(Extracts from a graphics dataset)
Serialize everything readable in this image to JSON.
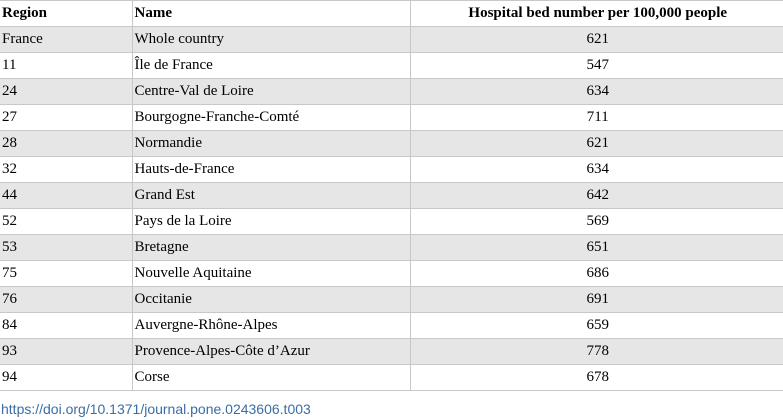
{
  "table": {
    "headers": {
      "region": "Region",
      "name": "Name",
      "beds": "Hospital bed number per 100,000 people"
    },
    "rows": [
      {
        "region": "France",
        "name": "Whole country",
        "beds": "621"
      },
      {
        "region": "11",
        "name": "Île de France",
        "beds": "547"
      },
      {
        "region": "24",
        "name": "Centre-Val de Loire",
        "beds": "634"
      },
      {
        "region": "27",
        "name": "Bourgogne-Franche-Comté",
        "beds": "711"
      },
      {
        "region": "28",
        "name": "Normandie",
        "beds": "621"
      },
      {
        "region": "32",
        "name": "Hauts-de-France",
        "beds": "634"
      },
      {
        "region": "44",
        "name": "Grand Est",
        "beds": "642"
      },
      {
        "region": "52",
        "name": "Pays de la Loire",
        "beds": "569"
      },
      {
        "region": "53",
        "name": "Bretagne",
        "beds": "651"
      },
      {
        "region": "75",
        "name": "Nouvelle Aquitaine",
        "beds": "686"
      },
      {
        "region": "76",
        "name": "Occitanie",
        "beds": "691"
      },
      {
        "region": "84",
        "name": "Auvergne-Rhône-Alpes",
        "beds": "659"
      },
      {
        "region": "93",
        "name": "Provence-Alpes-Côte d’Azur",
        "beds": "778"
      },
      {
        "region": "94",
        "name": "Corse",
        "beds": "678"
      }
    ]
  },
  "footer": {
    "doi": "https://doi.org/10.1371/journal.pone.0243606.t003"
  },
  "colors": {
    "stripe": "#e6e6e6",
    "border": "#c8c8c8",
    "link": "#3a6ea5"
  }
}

DIRECTIONS —
Reproduce the material in full, word for word, and omit the pictures.

EXPECTED ANSWER —
Serialize everything readable in this image to JSON.
{
  "table": {
    "headers": {
      "region": "Region",
      "name": "Name",
      "beds": "Hospital bed number per 100,000 people"
    },
    "rows": [
      {
        "region": "France",
        "name": "Whole country",
        "beds": "621"
      },
      {
        "region": "11",
        "name": "Île de France",
        "beds": "547"
      },
      {
        "region": "24",
        "name": "Centre-Val de Loire",
        "beds": "634"
      },
      {
        "region": "27",
        "name": "Bourgogne-Franche-Comté",
        "beds": "711"
      },
      {
        "region": "28",
        "name": "Normandie",
        "beds": "621"
      },
      {
        "region": "32",
        "name": "Hauts-de-France",
        "beds": "634"
      },
      {
        "region": "44",
        "name": "Grand Est",
        "beds": "642"
      },
      {
        "region": "52",
        "name": "Pays de la Loire",
        "beds": "569"
      },
      {
        "region": "53",
        "name": "Bretagne",
        "beds": "651"
      },
      {
        "region": "75",
        "name": "Nouvelle Aquitaine",
        "beds": "686"
      },
      {
        "region": "76",
        "name": "Occitanie",
        "beds": "691"
      },
      {
        "region": "84",
        "name": "Auvergne-Rhône-Alpes",
        "beds": "659"
      },
      {
        "region": "93",
        "name": "Provence-Alpes-Côte d’Azur",
        "beds": "778"
      },
      {
        "region": "94",
        "name": "Corse",
        "beds": "678"
      }
    ]
  },
  "footer": {
    "doi": "https://doi.org/10.1371/journal.pone.0243606.t003"
  },
  "colors": {
    "stripe": "#e6e6e6",
    "border": "#c8c8c8",
    "link": "#3a6ea5"
  }
}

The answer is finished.